Exercise description » In the data that follows, count each line holding the string "Aeneid"; answer with the number only.

Supplied entries »
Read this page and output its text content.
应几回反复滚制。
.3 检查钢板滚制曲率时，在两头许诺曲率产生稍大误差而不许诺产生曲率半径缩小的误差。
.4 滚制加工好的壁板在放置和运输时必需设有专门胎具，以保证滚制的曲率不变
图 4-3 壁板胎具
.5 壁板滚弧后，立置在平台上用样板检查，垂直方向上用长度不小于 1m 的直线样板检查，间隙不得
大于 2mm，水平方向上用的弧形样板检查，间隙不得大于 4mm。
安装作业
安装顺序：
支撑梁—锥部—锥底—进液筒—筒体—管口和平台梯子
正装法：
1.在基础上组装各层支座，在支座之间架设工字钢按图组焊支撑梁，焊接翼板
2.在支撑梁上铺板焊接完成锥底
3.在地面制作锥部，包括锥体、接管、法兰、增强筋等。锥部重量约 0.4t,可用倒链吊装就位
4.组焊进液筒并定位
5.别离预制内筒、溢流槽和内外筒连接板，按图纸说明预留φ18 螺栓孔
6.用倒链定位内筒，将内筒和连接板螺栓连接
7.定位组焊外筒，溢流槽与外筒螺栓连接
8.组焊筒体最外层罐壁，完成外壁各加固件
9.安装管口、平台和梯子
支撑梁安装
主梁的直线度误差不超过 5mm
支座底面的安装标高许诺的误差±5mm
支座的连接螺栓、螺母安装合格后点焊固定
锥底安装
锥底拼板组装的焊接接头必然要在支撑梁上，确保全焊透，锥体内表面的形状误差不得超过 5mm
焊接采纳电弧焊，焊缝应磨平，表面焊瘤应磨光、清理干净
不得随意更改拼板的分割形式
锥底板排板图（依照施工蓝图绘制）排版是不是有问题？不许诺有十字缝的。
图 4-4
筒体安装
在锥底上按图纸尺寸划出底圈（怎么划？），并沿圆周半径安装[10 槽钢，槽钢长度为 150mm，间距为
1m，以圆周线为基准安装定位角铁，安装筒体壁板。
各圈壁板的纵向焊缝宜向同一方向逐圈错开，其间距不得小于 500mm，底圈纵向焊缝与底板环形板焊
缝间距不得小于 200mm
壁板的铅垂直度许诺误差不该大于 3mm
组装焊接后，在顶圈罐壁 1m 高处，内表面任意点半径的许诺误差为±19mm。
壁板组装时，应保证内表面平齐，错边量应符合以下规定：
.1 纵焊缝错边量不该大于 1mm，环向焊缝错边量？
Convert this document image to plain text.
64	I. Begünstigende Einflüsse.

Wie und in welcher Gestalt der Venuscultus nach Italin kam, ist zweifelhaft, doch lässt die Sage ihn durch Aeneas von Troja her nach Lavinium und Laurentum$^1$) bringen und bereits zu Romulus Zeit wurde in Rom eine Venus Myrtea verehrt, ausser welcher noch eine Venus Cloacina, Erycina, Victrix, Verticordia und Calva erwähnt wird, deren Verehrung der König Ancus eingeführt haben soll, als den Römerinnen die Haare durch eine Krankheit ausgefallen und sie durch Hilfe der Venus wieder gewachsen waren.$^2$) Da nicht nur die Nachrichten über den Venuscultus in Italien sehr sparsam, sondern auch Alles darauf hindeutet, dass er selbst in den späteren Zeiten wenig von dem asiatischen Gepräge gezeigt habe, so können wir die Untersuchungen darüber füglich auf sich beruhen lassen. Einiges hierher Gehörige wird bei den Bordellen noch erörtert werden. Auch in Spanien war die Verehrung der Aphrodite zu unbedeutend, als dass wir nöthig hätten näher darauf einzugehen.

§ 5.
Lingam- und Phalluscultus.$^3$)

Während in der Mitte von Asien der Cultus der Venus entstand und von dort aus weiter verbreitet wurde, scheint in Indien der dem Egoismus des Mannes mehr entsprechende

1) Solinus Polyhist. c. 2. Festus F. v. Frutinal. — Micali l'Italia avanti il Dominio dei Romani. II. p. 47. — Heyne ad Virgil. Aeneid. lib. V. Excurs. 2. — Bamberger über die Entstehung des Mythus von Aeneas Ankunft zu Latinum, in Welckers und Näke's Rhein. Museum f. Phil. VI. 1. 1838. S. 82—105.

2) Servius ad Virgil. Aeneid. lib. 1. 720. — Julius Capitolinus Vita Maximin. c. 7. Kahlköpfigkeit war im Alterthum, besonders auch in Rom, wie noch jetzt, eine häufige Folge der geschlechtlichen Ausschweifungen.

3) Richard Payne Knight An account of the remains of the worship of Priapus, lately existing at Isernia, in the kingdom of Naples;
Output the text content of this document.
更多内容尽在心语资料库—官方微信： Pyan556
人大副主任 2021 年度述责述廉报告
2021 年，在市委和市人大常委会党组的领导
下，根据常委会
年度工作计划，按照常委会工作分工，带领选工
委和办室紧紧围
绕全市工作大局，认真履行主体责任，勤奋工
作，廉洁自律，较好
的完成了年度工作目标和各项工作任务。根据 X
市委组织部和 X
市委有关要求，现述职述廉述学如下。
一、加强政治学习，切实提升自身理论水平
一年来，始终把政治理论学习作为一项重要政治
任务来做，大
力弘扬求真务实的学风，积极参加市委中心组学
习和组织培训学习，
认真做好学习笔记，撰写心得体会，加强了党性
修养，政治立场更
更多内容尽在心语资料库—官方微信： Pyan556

Result for this task » 2